(Extracted records)
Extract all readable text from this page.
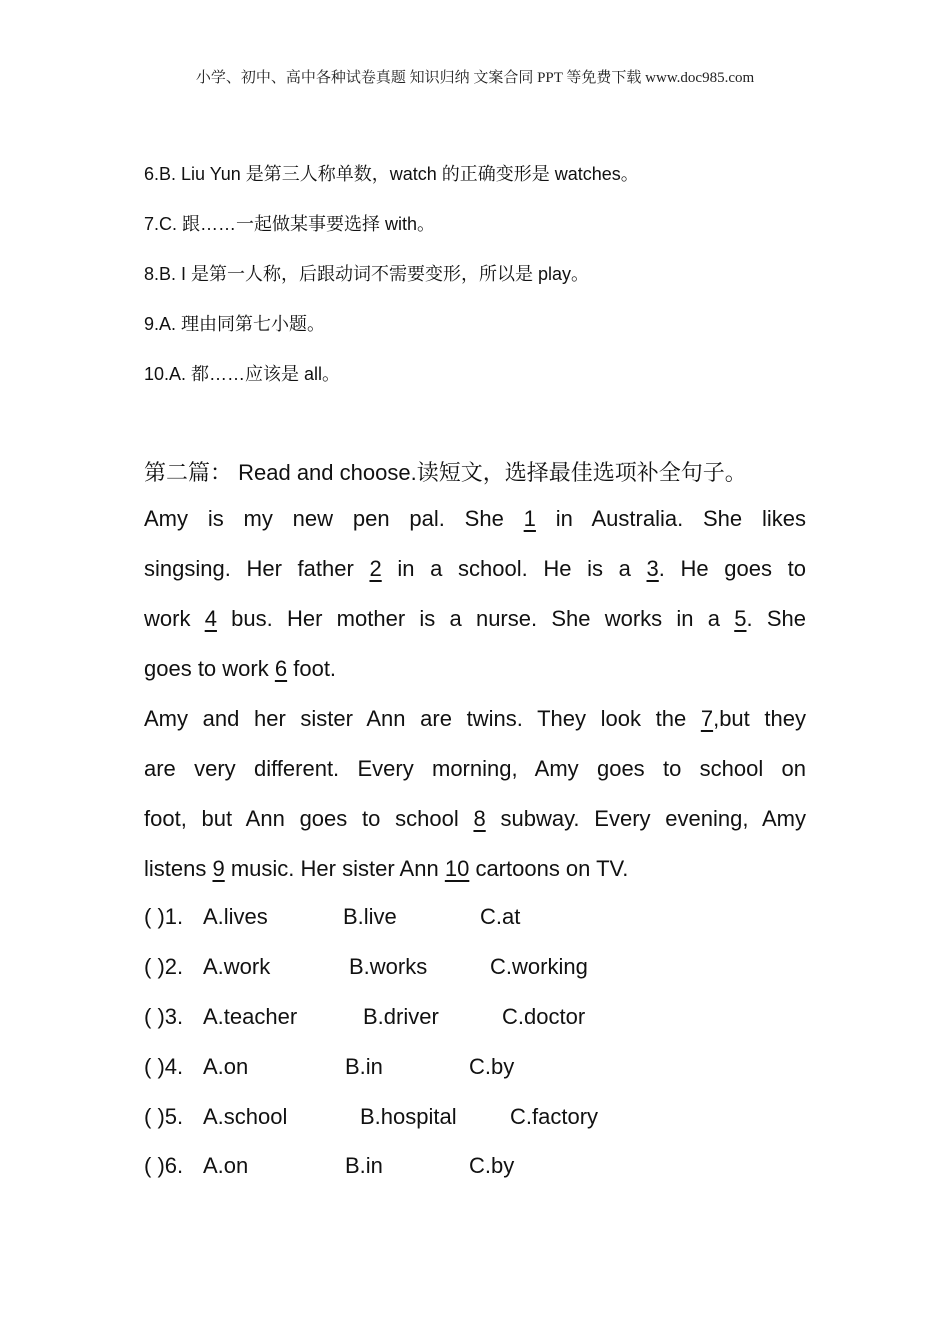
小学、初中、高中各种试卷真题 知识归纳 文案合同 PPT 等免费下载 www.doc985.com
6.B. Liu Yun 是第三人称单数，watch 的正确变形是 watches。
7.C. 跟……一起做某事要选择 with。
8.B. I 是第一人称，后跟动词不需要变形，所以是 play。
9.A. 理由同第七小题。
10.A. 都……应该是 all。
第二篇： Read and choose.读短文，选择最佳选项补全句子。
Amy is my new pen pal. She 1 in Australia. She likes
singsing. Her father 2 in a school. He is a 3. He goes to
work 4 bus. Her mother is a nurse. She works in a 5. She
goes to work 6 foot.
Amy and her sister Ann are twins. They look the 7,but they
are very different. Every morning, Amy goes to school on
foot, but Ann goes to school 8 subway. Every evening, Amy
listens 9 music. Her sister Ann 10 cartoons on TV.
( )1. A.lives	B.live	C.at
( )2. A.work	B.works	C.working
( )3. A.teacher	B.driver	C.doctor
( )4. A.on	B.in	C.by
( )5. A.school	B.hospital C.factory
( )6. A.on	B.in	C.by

▶ [Task instructions]: Where a line in the entries holds the word "school", copy that line.

▶ [Task solution]:
singsing. Her father 2 in a school. He is a 3. He goes to
are very different. Every morning, Amy goes to school on
foot, but Ann goes to school 8 subway. Every evening, Amy
( )5. A.school	B.hospital C.factory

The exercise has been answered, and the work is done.